# GOAL
Write the data below out exactly as it stands. Do not include the pictures.

# ITEMS
__________
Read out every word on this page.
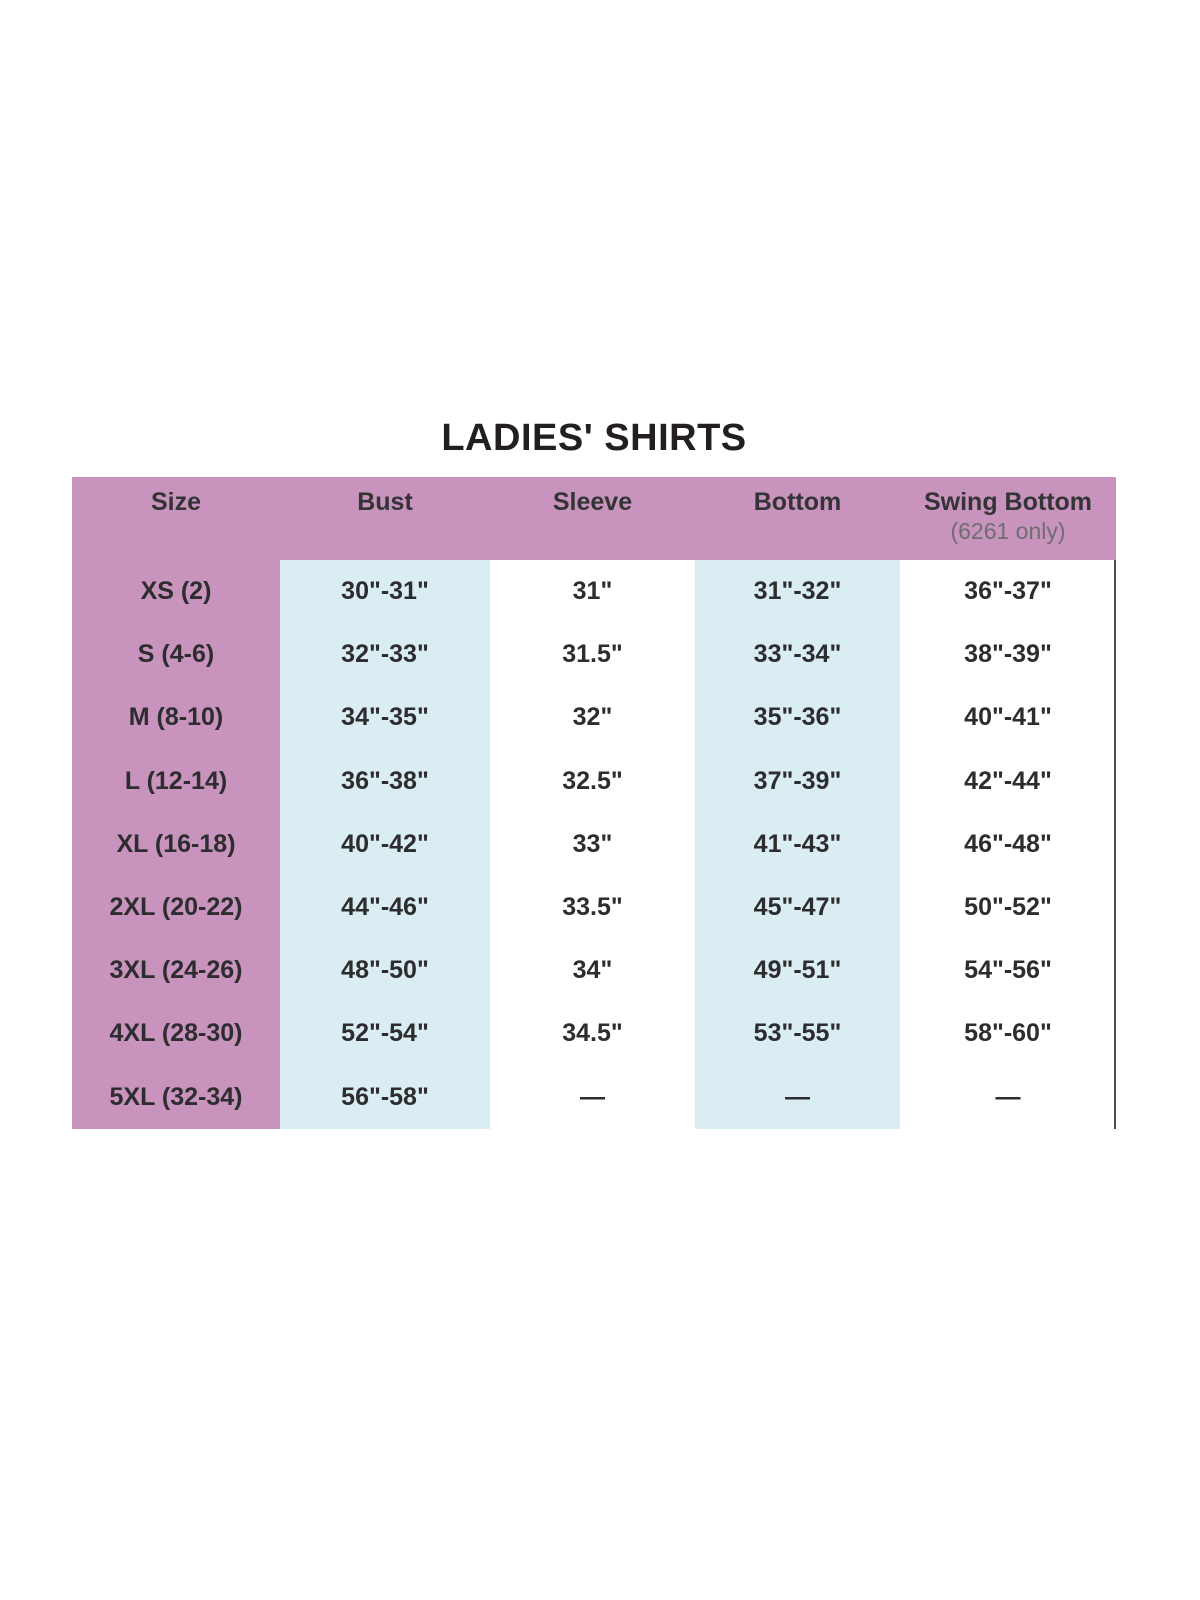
LADIES' SHIRTS
Size	Bust	Sleeve	Bottom	Swing Bottom
(6261 only)
XS (2)	30"-31"	31"	31"-32"	36"-37"
S (4-6)	32"-33"	31.5"	33"-34"	38"-39"
M (8-10)	34"-35"	32"	35"-36"	40"-41"
L (12-14)	36"-38"	32.5"	37"-39"	42"-44"
XL (16-18)	40"-42"	33"	41"-43"	46"-48"
2XL (20-22)	44"-46"	33.5"	45"-47"	50"-52"
3XL (24-26)	48"-50"	34"	49"-51"	54"-56"
4XL (28-30)	52"-54"	34.5"	53"-55"	58"-60"
5XL (32-34)	56"-58"	—	—	—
__________
# RESPONSE FOR THIS EXERCISE
Read out every word on this page.
LADIES' SHIRTS
Size	Bust	Sleeve	Bottom	Swing Bottom
(6261 only)
XS (2)	30"-31"	31"	31"-32"	36"-37"
S (4-6)	32"-33"	31.5"	33"-34"	38"-39"
M (8-10)	34"-35"	32"	35"-36"	40"-41"
L (12-14)	36"-38"	32.5"	37"-39"	42"-44"
XL (16-18)	40"-42"	33"	41"-43"	46"-48"
2XL (20-22)	44"-46"	33.5"	45"-47"	50"-52"
3XL (24-26)	48"-50"	34"	49"-51"	54"-56"
4XL (28-30)	52"-54"	34.5"	53"-55"	58"-60"
5XL (32-34)	56"-58"	—	—	—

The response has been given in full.